Tally how many lines include "hemen". The number is the whole answer.

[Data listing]
-*-

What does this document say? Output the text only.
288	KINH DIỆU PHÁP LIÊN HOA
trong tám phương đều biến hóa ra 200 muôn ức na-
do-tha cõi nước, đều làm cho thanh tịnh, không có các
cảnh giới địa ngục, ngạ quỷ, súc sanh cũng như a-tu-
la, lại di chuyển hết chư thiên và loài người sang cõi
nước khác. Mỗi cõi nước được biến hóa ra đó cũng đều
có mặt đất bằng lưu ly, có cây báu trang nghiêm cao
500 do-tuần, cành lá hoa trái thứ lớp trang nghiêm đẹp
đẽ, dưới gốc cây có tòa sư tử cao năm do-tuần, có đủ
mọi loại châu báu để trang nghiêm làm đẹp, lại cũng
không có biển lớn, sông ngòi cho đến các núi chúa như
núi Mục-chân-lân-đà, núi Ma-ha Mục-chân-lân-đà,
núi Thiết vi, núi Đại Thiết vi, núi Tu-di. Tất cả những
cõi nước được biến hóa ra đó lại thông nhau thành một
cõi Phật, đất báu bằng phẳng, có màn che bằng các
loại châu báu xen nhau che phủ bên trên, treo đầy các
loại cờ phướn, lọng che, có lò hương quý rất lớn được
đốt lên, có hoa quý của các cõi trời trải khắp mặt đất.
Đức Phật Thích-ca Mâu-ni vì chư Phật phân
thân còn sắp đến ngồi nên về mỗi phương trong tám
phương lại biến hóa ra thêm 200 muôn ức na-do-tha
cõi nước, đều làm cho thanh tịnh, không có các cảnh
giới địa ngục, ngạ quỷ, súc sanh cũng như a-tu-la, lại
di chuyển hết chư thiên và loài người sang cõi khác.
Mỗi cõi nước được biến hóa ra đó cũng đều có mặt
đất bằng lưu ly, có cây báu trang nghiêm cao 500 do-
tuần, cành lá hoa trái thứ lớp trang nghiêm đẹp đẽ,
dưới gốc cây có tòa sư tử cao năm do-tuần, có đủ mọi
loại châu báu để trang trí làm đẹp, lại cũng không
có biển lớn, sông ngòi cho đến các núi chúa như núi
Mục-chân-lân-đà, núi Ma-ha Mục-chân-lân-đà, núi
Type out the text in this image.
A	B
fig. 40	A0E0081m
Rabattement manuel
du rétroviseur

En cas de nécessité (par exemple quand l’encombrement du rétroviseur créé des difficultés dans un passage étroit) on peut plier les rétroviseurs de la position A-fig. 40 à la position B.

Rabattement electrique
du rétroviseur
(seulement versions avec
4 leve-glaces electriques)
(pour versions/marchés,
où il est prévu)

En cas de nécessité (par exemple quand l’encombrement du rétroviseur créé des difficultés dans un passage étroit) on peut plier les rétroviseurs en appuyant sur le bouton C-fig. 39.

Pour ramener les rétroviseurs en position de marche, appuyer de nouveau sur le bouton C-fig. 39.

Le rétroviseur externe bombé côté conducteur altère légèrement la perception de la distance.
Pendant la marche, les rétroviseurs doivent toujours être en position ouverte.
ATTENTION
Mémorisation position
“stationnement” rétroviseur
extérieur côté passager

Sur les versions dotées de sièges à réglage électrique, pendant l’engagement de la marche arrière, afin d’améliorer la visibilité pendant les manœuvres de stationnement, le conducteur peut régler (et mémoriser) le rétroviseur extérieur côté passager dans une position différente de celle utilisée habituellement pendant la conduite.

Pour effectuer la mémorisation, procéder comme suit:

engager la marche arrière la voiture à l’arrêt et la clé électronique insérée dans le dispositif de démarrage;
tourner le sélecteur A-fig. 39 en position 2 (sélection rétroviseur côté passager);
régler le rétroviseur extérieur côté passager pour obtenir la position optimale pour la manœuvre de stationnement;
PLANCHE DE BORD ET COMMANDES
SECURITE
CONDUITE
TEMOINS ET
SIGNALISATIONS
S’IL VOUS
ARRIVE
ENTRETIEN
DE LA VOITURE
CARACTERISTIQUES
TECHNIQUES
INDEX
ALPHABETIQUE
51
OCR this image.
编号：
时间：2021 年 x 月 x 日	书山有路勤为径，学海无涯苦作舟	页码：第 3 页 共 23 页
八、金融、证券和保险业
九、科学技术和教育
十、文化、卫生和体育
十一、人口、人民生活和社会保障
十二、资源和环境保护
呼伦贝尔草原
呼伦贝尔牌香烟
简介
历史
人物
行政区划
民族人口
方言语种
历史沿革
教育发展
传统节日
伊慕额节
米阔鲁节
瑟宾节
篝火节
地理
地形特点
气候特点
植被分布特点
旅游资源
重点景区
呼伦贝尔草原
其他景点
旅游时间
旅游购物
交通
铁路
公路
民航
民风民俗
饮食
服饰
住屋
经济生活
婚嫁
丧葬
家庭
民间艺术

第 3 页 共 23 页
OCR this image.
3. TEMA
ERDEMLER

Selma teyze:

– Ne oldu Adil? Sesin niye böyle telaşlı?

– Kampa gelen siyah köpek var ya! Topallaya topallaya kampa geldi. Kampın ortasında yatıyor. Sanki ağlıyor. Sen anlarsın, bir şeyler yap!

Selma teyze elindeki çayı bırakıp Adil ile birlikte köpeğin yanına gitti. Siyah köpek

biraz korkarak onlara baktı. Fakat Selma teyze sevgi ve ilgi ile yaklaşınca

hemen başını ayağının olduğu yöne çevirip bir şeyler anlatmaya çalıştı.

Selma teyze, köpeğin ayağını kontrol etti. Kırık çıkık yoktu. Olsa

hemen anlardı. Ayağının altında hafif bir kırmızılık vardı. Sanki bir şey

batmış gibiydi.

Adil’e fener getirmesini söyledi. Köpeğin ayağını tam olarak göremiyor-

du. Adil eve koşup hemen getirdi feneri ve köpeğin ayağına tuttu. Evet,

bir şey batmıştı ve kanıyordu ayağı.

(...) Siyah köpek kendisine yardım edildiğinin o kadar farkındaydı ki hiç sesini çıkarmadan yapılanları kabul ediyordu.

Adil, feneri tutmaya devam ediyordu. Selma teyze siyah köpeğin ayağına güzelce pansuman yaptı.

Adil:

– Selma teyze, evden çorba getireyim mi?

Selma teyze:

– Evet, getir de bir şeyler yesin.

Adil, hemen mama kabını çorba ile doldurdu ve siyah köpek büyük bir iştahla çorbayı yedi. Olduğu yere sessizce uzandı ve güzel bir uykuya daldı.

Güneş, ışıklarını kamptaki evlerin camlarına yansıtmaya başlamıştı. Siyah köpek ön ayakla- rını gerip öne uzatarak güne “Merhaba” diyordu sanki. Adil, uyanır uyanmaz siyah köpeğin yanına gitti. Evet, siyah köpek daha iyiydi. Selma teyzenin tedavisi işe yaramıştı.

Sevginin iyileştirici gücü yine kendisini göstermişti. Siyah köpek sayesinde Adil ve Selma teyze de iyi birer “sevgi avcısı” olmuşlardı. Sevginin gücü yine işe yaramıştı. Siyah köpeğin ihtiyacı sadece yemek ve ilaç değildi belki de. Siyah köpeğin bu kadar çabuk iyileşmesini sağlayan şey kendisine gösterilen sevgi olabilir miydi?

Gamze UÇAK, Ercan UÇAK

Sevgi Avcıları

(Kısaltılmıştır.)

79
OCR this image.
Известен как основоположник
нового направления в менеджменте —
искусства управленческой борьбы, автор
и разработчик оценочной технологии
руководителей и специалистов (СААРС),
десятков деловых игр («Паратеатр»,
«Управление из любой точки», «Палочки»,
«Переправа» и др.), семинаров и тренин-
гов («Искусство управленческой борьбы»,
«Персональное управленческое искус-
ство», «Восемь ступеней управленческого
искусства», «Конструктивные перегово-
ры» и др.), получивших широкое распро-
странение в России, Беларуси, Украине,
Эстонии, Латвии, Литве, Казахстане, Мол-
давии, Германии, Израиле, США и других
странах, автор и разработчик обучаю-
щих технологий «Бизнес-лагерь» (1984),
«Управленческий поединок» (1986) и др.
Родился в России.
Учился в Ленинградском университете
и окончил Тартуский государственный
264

-*-

● Expected output: 4